* Aim of the exercise: Starting at the line that contains "Identify all the" and stopping after the line that contains "List every element", rewrite those records as a numbered list with blank lines dropped and the pictures left out.

□ □ □ □ □ □ □

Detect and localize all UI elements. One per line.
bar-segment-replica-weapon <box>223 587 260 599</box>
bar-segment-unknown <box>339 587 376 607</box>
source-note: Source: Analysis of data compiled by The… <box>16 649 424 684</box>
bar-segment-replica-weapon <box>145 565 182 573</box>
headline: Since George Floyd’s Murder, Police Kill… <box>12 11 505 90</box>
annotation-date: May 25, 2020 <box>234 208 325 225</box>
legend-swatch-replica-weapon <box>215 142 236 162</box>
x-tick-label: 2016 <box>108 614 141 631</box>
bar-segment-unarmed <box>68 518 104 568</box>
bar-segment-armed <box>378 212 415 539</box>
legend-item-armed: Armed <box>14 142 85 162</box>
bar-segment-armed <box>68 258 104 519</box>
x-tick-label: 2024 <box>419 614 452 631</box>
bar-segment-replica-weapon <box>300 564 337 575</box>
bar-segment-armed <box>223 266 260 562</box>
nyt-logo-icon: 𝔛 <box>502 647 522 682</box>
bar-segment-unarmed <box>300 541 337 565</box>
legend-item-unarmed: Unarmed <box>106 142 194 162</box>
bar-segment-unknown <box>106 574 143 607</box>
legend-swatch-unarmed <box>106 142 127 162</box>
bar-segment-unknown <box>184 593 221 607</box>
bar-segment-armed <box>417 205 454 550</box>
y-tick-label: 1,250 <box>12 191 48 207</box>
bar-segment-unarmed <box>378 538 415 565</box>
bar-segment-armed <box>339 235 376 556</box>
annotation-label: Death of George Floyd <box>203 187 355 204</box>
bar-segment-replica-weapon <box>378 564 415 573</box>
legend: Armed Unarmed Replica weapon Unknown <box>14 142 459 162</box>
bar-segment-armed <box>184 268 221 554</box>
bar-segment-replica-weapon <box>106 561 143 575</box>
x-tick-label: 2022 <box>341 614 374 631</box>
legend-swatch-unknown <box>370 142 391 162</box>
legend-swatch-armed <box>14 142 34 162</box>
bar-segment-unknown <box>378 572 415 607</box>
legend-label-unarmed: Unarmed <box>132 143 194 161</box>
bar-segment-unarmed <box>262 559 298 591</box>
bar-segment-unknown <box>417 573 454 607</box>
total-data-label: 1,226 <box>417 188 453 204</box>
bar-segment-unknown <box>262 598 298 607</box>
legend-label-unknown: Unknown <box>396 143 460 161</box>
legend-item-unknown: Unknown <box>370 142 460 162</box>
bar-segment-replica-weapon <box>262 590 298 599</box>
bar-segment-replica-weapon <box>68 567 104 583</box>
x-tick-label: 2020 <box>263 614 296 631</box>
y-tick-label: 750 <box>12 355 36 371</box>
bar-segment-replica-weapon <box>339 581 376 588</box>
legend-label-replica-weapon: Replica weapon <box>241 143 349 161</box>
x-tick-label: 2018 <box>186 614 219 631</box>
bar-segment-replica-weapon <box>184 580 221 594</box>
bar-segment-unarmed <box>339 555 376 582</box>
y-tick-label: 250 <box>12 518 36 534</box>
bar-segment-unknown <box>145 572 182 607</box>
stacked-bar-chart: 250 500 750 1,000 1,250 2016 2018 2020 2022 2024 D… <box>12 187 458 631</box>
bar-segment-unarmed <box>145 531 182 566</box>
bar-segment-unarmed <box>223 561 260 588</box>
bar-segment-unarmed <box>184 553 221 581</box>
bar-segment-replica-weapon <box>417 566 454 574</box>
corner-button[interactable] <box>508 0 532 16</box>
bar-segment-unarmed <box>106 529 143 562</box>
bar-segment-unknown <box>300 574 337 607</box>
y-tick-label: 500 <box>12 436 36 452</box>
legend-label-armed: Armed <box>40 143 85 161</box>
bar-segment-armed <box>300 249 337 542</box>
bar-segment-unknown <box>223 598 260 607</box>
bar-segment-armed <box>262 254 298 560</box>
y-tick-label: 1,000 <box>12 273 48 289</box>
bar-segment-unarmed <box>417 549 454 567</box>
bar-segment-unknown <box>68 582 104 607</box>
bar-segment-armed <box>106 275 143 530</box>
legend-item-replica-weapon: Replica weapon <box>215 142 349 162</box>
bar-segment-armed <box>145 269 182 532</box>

□ □ □ □ □ □ □

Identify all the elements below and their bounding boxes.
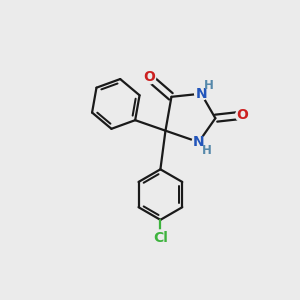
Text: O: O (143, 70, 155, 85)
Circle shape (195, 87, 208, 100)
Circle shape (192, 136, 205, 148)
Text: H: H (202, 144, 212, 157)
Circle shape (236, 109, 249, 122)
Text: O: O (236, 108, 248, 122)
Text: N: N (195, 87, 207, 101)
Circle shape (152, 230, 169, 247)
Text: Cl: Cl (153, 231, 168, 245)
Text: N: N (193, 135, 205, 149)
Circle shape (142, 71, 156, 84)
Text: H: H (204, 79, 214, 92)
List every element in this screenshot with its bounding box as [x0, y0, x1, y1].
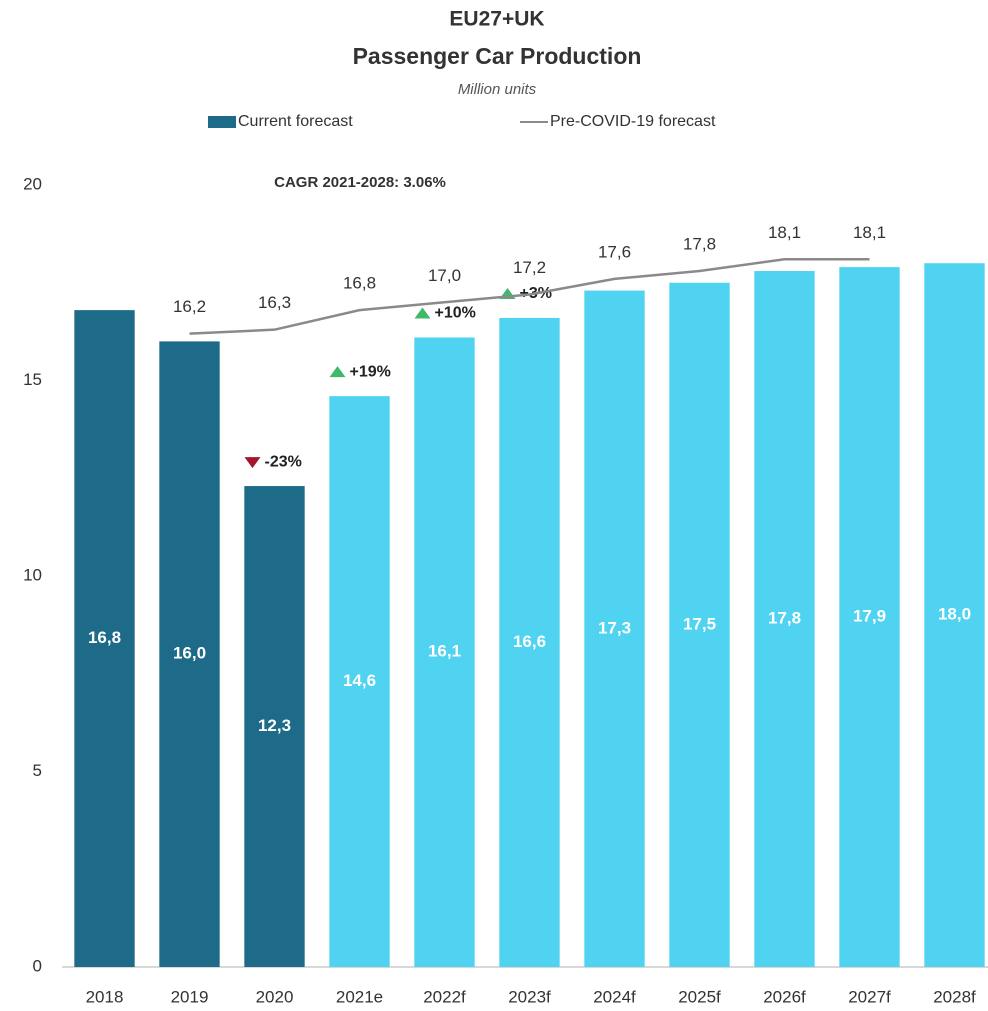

□ □ □ □ □ □ □

* Finished task:
1. Identify all the elements below and their bounding boxes.
2. Text: O: O (143, 70, 155, 85)
3. Circle shape (195, 87, 208, 100)
4. Circle shape (192, 136, 205, 148)
5. Text: H: H (202, 144, 212, 157)
6. Circle shape (236, 109, 249, 122)
7. Text: O: O (236, 108, 248, 122)
8. Text: N: N (195, 87, 207, 101)
9. Circle shape (152, 230, 169, 247)
10. Text: Cl: Cl (153, 231, 168, 245)
11. Text: N: N (193, 135, 205, 149)
12. Circle shape (142, 71, 156, 84)
13. Text: H: H (204, 79, 214, 92)
14. List every element in this screenshot with its bounding box as [x0, y0, x1, y1].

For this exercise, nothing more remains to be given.